▸ **Work instructions**
Write out the material exactly. Do not include the pictures.

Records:

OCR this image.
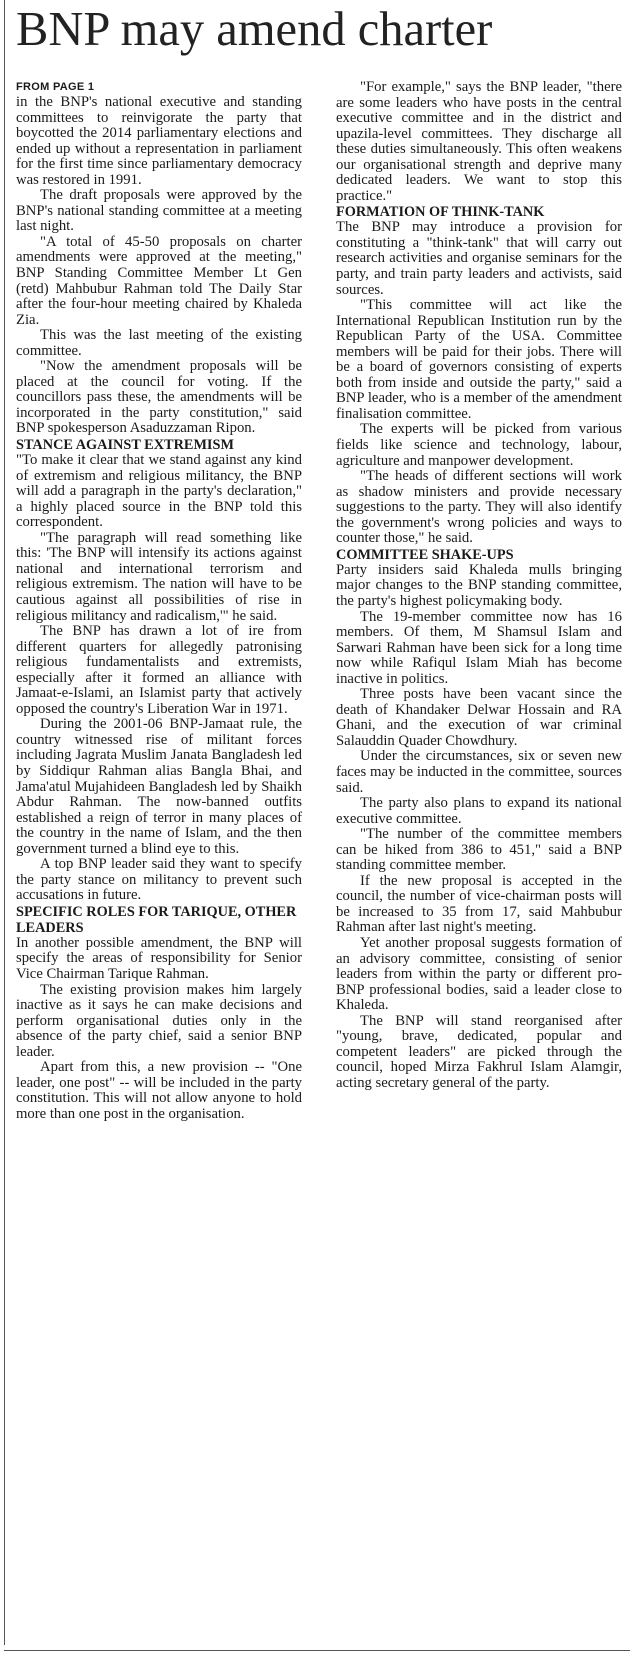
BNP may amend charter

FROM PAGE 1

in the BNP's national executive and standing committees to reinvigorate the party that boycotted the 2014 parliamentary elections and ended up without a representation in parliament for the first time since parliamentary democracy was restored in 1991.

The draft proposals were approved by the BNP's national standing committee at a meeting last night.

"A total of 45-50 proposals on charter amendments were approved at the meeting," BNP Standing Committee Member Lt Gen (retd) Mahbubur Rahman told The Daily Star after the four-hour meeting chaired by Khaleda Zia.

This was the last meeting of the existing committee.

"Now the amendment proposals will be placed at the council for voting. If the councillors pass these, the amendments will be incorporated in the party constitution," said BNP spokesperson Asaduzzaman Ripon.

STANCE AGAINST EXTREMISM

"To make it clear that we stand against any kind of extremism and religious militancy, the BNP will add a paragraph in the party's declaration," a highly placed source in the BNP told this correspondent.

"The paragraph will read something like this: 'The BNP will intensify its actions against national and international terrorism and religious extremism. The nation will have to be cautious against all possibilities of rise in religious militancy and radicalism,'" he said.

The BNP has drawn a lot of ire from different quarters for allegedly patronising religious fundamentalists and extremists, especially after it formed an alliance with Jamaat-e-Islami, an Islamist party that actively opposed the country's Liberation War in 1971.

During the 2001-06 BNP-Jamaat rule, the country witnessed rise of militant forces including Jagrata Muslim Janata Bangladesh led by Siddiqur Rahman alias Bangla Bhai, and Jama'atul Mujahideen Bangladesh led by Shaikh Abdur Rahman. The now-banned outfits established a reign of terror in many places of the country in the name of Islam, and the then government turned a blind eye to this.

A top BNP leader said they want to specify the party stance on militancy to prevent such accusations in future.

SPECIFIC ROLES FOR TARIQUE, OTHER LEADERS

In another possible amendment, the BNP will specify the areas of responsibility for Senior Vice Chairman Tarique Rahman.

The existing provision makes him largely inactive as it says he can make decisions and perform organisational duties only in the absence of the party chief, said a senior BNP leader.

Apart from this, a new provision -- "One leader, one post" -- will be included in the party constitution. This will not allow anyone to hold more than one post in the organisation.

"For example," says the BNP leader, "there are some leaders who have posts in the central executive committee and in the district and upazila-level committees. They discharge all these duties simultaneously. This often weakens our organisational strength and deprive many dedicated leaders. We want to stop this practice."

FORMATION OF THINK-TANK

The BNP may introduce a provision for constituting a "think-tank" that will carry out research activities and organise seminars for the party, and train party leaders and activists, said sources.

"This committee will act like the International Republican Institution run by the Republican Party of the USA. Committee members will be paid for their jobs. There will be a board of governors consisting of experts both from inside and outside the party," said a BNP leader, who is a member of the amendment finalisation committee.

The experts will be picked from various fields like science and technology, labour, agriculture and manpower development.

"The heads of different sections will work as shadow ministers and provide necessary suggestions to the party. They will also identify the government's wrong policies and ways to counter those," he said.

COMMITTEE SHAKE-UPS

Party insiders said Khaleda mulls bringing major changes to the BNP standing committee, the party's highest policymaking body.

The 19-member committee now has 16 members. Of them, M Shamsul Islam and Sarwari Rahman have been sick for a long time now while Rafiqul Islam Miah has become inactive in politics.

Three posts have been vacant since the death of Khandaker Delwar Hossain and RA Ghani, and the execution of war criminal Salauddin Quader Chowdhury.

Under the circumstances, six or seven new faces may be inducted in the committee, sources said.

The party also plans to expand its national executive committee.

"The number of the committee members can be hiked from 386 to 451," said a BNP standing committee member.

If the new proposal is accepted in the council, the number of vice-chairman posts will be increased to 35 from 17, said Mahbubur Rahman after last night's meeting.

Yet another proposal suggests formation of an advisory committee, consisting of senior leaders from within the party or different pro-BNP professional bodies, said a leader close to Khaleda.

The BNP will stand reorganised after "young, brave, dedicated, popular and competent leaders" are picked through the council, hoped Mirza Fakhrul Islam Alamgir, acting secretary general of the party.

▸ **Solution**
OCR this image.
BNP may amend charter

FROM PAGE 1

in the BNP's national executive and standing committees to reinvigorate the party that boycotted the 2014 parliamentary elections and ended up without a representation in parliament for the first time since parliamentary democracy was restored in 1991.

The draft proposals were approved by the BNP's national standing committee at a meeting last night.

"A total of 45-50 proposals on charter amendments were approved at the meeting," BNP Standing Committee Member Lt Gen (retd) Mahbubur Rahman told The Daily Star after the four-hour meeting chaired by Khaleda Zia.

This was the last meeting of the existing committee.

"Now the amendment proposals will be placed at the council for voting. If the councillors pass these, the amendments will be incorporated in the party constitution," said BNP spokesperson Asaduzzaman Ripon.

STANCE AGAINST EXTREMISM

"To make it clear that we stand against any kind of extremism and religious militancy, the BNP will add a paragraph in the party's declaration," a highly placed source in the BNP told this correspondent.

"The paragraph will read something like this: 'The BNP will intensify its actions against national and international terrorism and religious extremism. The nation will have to be cautious against all possibilities of rise in religious militancy and radicalism,'" he said.

The BNP has drawn a lot of ire from different quarters for allegedly patronising religious fundamentalists and extremists, especially after it formed an alliance with Jamaat-e-Islami, an Islamist party that actively opposed the country's Liberation War in 1971.

During the 2001-06 BNP-Jamaat rule, the country witnessed rise of militant forces including Jagrata Muslim Janata Bangladesh led by Siddiqur Rahman alias Bangla Bhai, and Jama'atul Mujahideen Bangladesh led by Shaikh Abdur Rahman. The now-banned outfits established a reign of terror in many places of the country in the name of Islam, and the then government turned a blind eye to this.

A top BNP leader said they want to specify the party stance on militancy to prevent such accusations in future.

SPECIFIC ROLES FOR TARIQUE, OTHER LEADERS

In another possible amendment, the BNP will specify the areas of responsibility for Senior Vice Chairman Tarique Rahman.

The existing provision makes him largely inactive as it says he can make decisions and perform organisational duties only in the absence of the party chief, said a senior BNP leader.

Apart from this, a new provision -- "One leader, one post" -- will be included in the party constitution. This will not allow anyone to hold more than one post in the organisation.

"For example," says the BNP leader, "there are some leaders who have posts in the central executive committee and in the district and upazila-level committees. They discharge all these duties simultaneously. This often weakens our organisational strength and deprive many dedicated leaders. We want to stop this practice."

FORMATION OF THINK-TANK

The BNP may introduce a provision for constituting a "think-tank" that will carry out research activities and organise seminars for the party, and train party leaders and activists, said sources.

"This committee will act like the International Republican Institution run by the Republican Party of the USA. Committee members will be paid for their jobs. There will be a board of governors consisting of experts both from inside and outside the party," said a BNP leader, who is a member of the amendment finalisation committee.

The experts will be picked from various fields like science and technology, labour, agriculture and manpower development.

"The heads of different sections will work as shadow ministers and provide necessary suggestions to the party. They will also identify the government's wrong policies and ways to counter those," he said.

COMMITTEE SHAKE-UPS

Party insiders said Khaleda mulls bringing major changes to the BNP standing committee, the party's highest policymaking body.

The 19-member committee now has 16 members. Of them, M Shamsul Islam and Sarwari Rahman have been sick for a long time now while Rafiqul Islam Miah has become inactive in politics.

Three posts have been vacant since the death of Khandaker Delwar Hossain and RA Ghani, and the execution of war criminal Salauddin Quader Chowdhury.

Under the circumstances, six or seven new faces may be inducted in the committee, sources said.

The party also plans to expand its national executive committee.

"The number of the committee members can be hiked from 386 to 451," said a BNP standing committee member.

If the new proposal is accepted in the council, the number of vice-chairman posts will be increased to 35 from 17, said Mahbubur Rahman after last night's meeting.

Yet another proposal suggests formation of an advisory committee, consisting of senior leaders from within the party or different pro-BNP professional bodies, said a leader close to Khaleda.

The BNP will stand reorganised after "young, brave, dedicated, popular and competent leaders" are picked through the council, hoped Mirza Fakhrul Islam Alamgir, acting secretary general of the party.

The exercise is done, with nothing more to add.